• **JOB**:
Gather all lines with the word "Quali" in them.

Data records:
□ □ □
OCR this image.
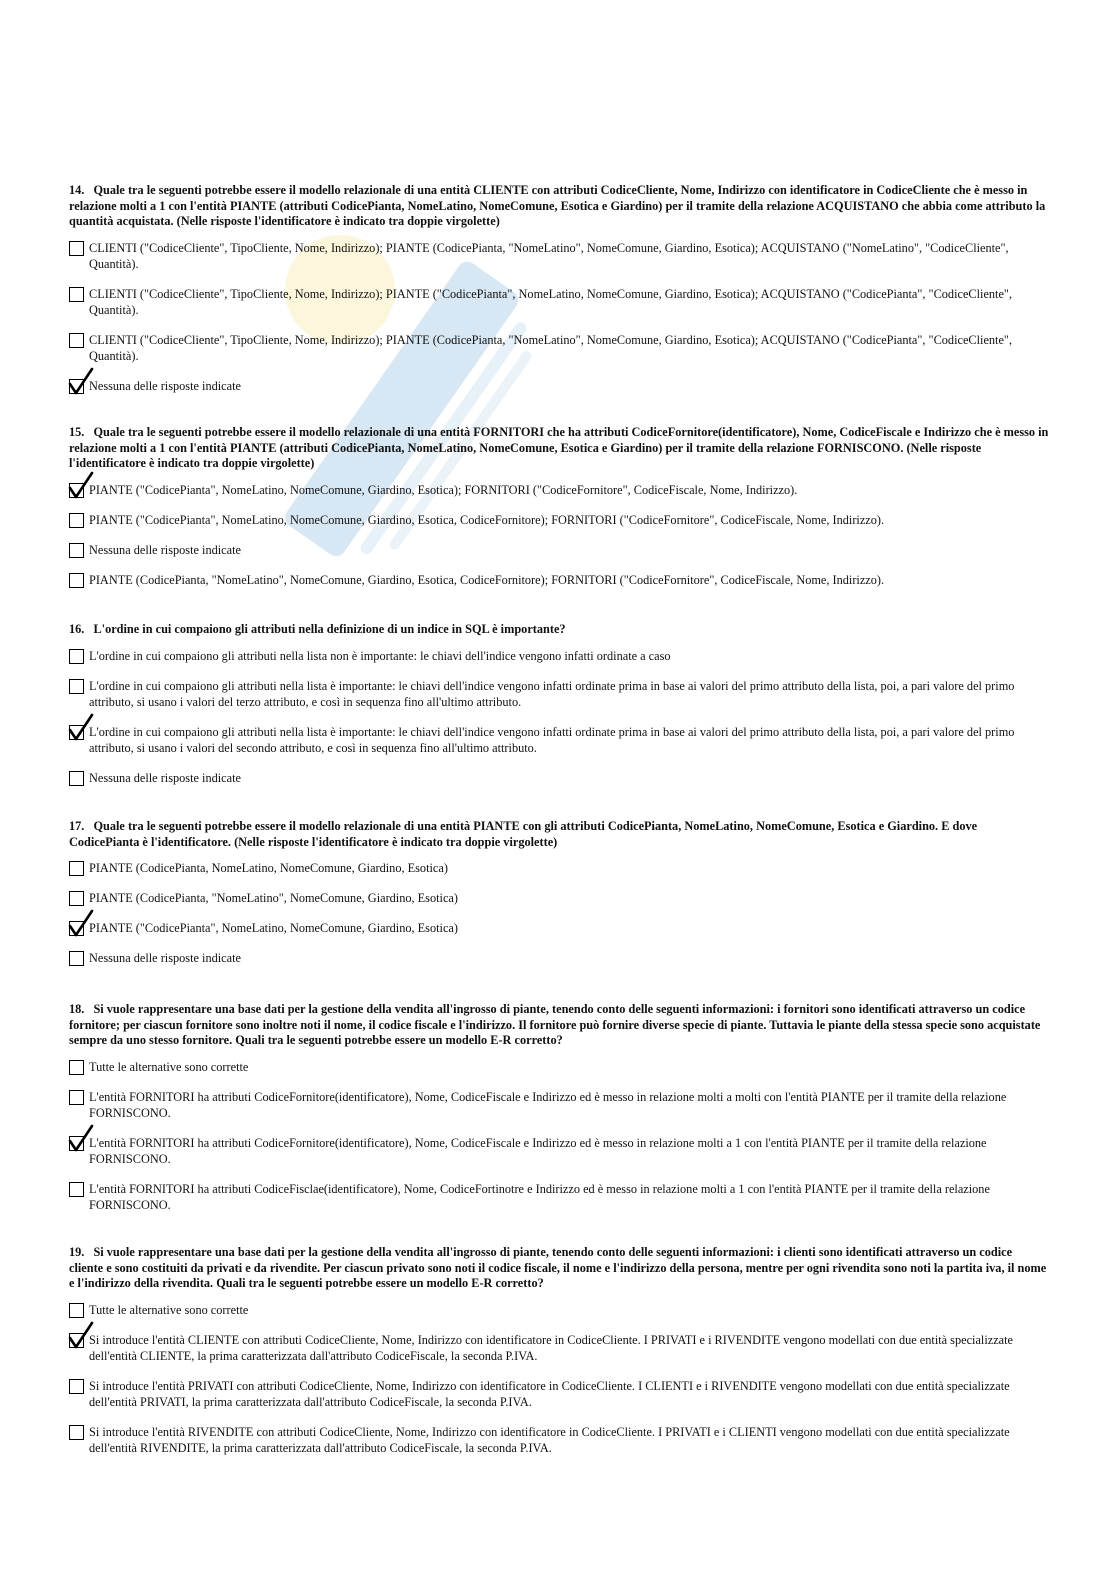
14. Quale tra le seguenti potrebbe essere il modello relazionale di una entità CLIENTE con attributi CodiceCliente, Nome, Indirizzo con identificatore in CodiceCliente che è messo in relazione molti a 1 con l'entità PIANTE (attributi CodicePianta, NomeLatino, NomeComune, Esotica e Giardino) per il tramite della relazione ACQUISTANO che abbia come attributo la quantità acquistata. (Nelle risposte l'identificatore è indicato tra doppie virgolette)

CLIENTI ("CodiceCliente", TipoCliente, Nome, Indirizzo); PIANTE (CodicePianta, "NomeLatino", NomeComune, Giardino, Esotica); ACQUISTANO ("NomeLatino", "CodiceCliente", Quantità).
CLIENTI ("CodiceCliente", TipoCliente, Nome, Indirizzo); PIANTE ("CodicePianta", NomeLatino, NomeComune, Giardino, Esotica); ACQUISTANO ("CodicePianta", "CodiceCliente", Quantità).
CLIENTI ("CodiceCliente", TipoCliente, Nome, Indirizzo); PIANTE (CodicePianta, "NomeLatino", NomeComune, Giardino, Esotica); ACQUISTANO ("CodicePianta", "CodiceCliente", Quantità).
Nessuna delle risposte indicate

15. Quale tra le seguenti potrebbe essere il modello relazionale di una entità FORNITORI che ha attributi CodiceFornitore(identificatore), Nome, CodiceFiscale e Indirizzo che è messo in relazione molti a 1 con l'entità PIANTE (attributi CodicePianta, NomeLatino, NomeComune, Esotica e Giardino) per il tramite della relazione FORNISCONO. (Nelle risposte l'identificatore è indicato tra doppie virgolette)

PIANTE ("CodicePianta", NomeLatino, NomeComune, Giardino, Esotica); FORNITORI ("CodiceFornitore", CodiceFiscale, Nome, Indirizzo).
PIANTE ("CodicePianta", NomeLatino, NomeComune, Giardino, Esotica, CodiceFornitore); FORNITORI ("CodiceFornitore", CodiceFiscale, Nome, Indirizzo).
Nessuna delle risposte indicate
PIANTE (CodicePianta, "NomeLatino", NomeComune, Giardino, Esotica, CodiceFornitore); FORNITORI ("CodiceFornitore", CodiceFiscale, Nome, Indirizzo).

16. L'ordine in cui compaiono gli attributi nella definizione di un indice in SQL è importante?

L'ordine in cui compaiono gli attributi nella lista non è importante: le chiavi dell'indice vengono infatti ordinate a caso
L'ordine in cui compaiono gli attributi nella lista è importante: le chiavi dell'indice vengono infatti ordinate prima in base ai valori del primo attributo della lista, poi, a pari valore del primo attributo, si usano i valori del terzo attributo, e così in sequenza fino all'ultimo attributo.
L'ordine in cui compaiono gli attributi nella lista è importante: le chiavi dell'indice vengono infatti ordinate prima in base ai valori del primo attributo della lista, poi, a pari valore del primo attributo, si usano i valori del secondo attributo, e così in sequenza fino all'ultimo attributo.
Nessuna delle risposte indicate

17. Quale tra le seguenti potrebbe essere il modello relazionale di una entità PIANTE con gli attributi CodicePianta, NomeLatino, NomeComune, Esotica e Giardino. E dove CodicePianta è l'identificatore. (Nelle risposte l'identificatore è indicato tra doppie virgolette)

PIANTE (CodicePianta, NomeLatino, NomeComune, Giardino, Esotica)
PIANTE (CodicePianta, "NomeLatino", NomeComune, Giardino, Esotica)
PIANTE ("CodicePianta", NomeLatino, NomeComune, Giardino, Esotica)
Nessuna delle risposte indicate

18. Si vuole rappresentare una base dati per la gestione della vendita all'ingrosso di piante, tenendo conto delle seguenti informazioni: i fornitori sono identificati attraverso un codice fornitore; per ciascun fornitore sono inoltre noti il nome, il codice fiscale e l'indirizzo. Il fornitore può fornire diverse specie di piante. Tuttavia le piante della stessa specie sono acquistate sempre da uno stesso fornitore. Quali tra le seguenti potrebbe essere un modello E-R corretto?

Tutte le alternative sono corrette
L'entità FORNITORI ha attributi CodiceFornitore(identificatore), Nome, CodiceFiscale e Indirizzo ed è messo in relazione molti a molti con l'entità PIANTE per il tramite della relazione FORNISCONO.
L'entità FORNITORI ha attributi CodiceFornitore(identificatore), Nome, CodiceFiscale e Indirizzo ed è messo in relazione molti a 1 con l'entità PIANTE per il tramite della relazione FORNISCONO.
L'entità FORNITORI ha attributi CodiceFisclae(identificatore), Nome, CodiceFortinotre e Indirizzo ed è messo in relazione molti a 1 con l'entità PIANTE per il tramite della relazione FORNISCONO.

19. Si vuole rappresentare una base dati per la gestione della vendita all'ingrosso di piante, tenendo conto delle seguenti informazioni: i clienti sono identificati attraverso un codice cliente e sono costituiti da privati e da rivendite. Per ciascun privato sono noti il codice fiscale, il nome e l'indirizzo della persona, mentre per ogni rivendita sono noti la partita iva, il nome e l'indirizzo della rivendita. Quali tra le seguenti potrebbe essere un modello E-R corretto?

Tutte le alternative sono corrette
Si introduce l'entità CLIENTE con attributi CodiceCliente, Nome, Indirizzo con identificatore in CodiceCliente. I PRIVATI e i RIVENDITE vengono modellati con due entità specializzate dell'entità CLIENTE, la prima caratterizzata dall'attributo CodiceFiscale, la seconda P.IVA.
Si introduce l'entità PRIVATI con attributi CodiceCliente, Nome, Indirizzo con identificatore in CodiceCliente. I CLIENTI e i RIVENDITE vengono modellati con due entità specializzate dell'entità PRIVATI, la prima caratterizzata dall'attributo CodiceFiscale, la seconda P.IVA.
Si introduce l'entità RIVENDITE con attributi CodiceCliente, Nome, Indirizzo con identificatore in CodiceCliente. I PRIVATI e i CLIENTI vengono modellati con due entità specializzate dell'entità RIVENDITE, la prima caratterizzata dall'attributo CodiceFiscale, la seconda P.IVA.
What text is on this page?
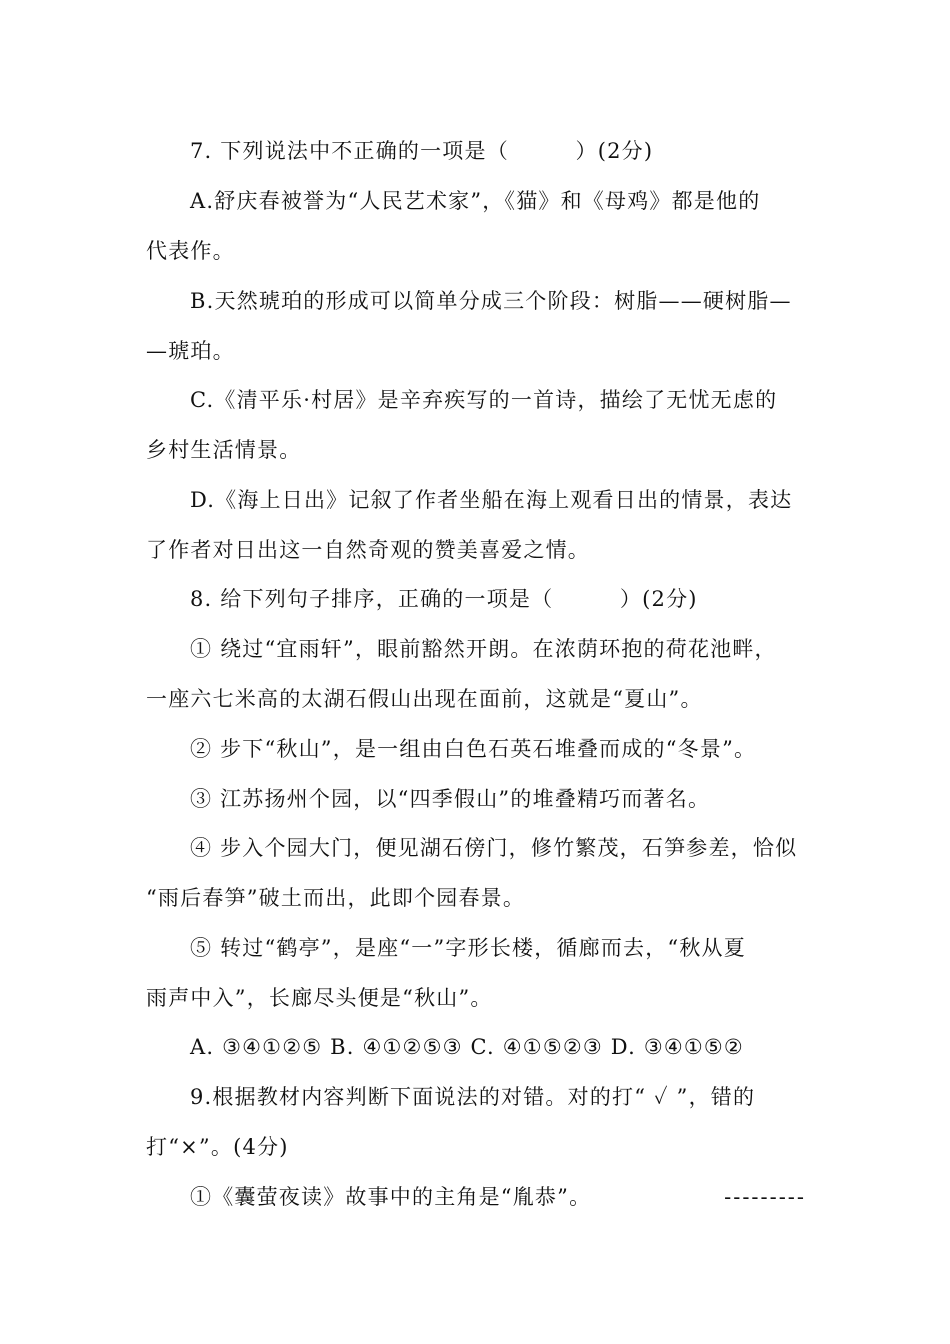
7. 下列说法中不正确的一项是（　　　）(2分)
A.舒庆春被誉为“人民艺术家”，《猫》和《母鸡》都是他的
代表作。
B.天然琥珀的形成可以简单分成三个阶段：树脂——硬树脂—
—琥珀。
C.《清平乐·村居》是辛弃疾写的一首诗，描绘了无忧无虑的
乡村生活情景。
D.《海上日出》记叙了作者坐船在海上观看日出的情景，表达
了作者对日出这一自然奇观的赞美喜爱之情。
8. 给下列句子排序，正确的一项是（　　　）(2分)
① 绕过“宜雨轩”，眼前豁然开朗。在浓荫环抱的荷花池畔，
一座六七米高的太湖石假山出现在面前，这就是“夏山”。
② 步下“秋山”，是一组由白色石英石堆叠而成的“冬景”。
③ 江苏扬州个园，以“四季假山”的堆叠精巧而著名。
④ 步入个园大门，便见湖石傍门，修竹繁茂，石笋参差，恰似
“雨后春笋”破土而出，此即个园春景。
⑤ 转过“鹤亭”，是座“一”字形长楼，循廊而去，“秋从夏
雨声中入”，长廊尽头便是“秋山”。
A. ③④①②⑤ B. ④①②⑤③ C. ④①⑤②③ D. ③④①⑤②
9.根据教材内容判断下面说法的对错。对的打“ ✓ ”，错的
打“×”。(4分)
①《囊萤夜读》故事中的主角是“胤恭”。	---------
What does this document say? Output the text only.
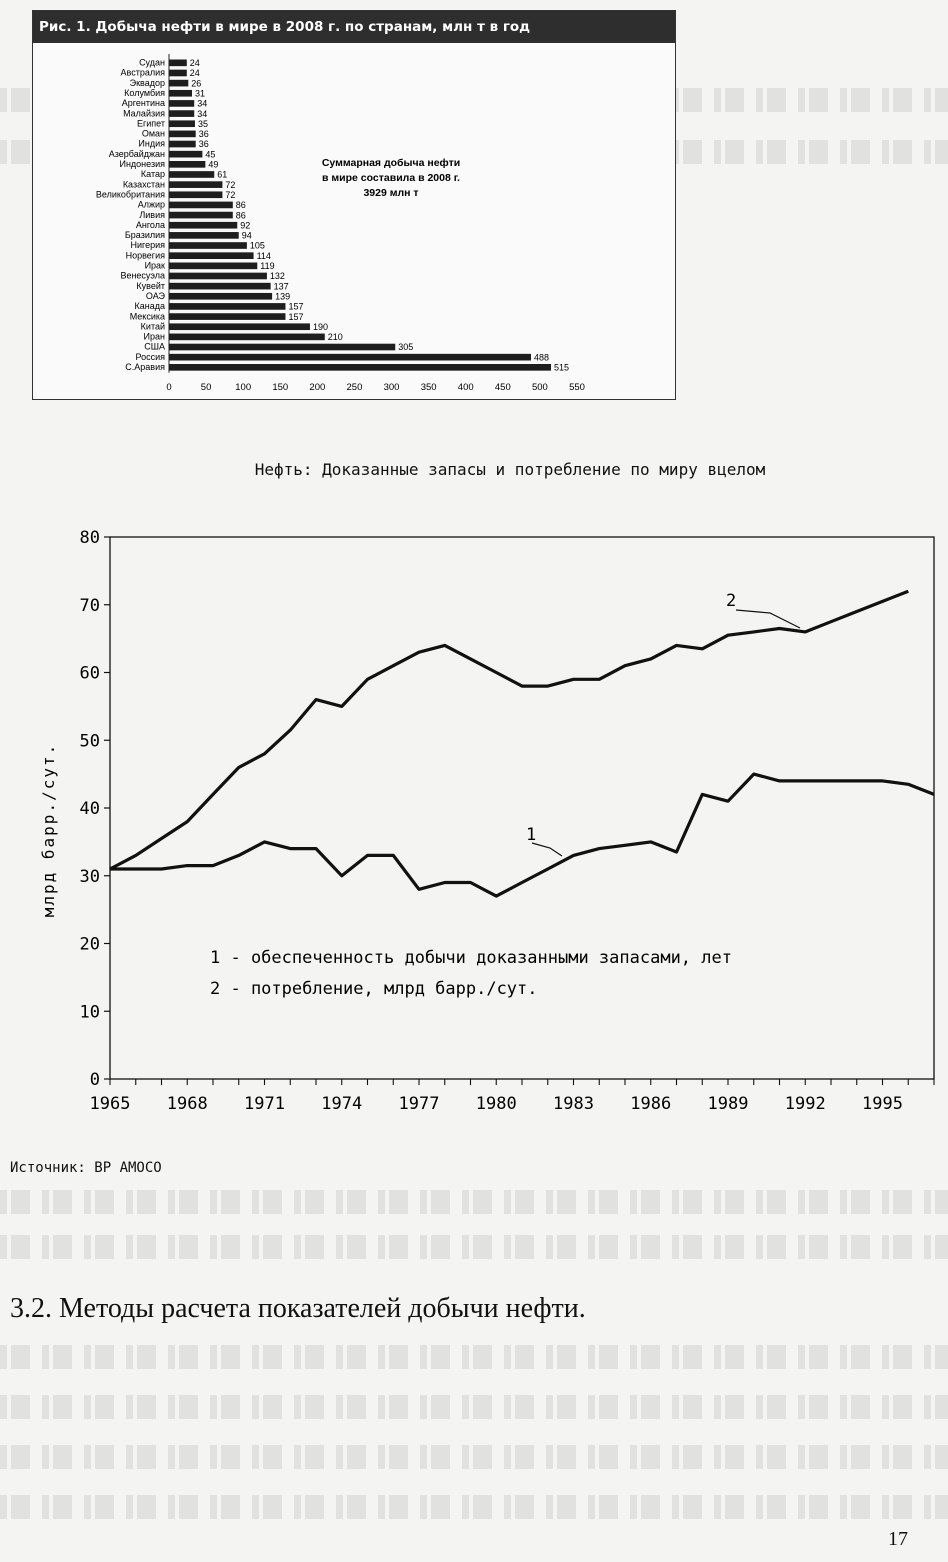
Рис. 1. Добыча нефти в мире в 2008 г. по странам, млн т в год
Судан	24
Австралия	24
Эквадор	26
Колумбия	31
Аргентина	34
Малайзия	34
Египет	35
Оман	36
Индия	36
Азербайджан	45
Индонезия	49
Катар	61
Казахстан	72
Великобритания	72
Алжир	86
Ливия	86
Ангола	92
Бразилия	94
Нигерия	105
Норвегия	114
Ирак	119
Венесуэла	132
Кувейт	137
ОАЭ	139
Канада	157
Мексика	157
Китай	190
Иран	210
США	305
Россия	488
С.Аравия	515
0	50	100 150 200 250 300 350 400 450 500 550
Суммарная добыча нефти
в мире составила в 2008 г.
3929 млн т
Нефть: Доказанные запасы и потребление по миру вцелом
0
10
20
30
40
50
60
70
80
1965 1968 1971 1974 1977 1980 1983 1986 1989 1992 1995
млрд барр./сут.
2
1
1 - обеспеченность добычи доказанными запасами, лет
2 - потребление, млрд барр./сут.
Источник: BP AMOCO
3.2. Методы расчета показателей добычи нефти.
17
□ □ □
• **EXERCISE ANSWER**:
18. Si vuole rappresentare una base dati per la gestione della vendita all'ingrosso di piante, tenendo conto delle seguenti informazioni: i fornitori sono identificati attraverso un codice fornitore; per ciascun fornitore sono inoltre noti il nome, il codice fiscale e l'indirizzo. Il fornitore può fornire diverse specie di piante. Tuttavia le piante della stessa specie sono acquistate sempre da uno stesso fornitore. Quali tra le seguenti potrebbe essere un modello E-R corretto?
19. Si vuole rappresentare una base dati per la gestione della vendita all'ingrosso di piante, tenendo conto delle seguenti informazioni: i clienti sono identificati attraverso un codice cliente e sono costituiti da privati e da rivendite. Per ciascun privato sono noti il codice fiscale, il nome e l'indirizzo della persona, mentre per ogni rivendita sono noti la partita iva, il nome e l'indirizzo della rivendita. Quali tra le seguenti potrebbe essere un modello E-R corretto?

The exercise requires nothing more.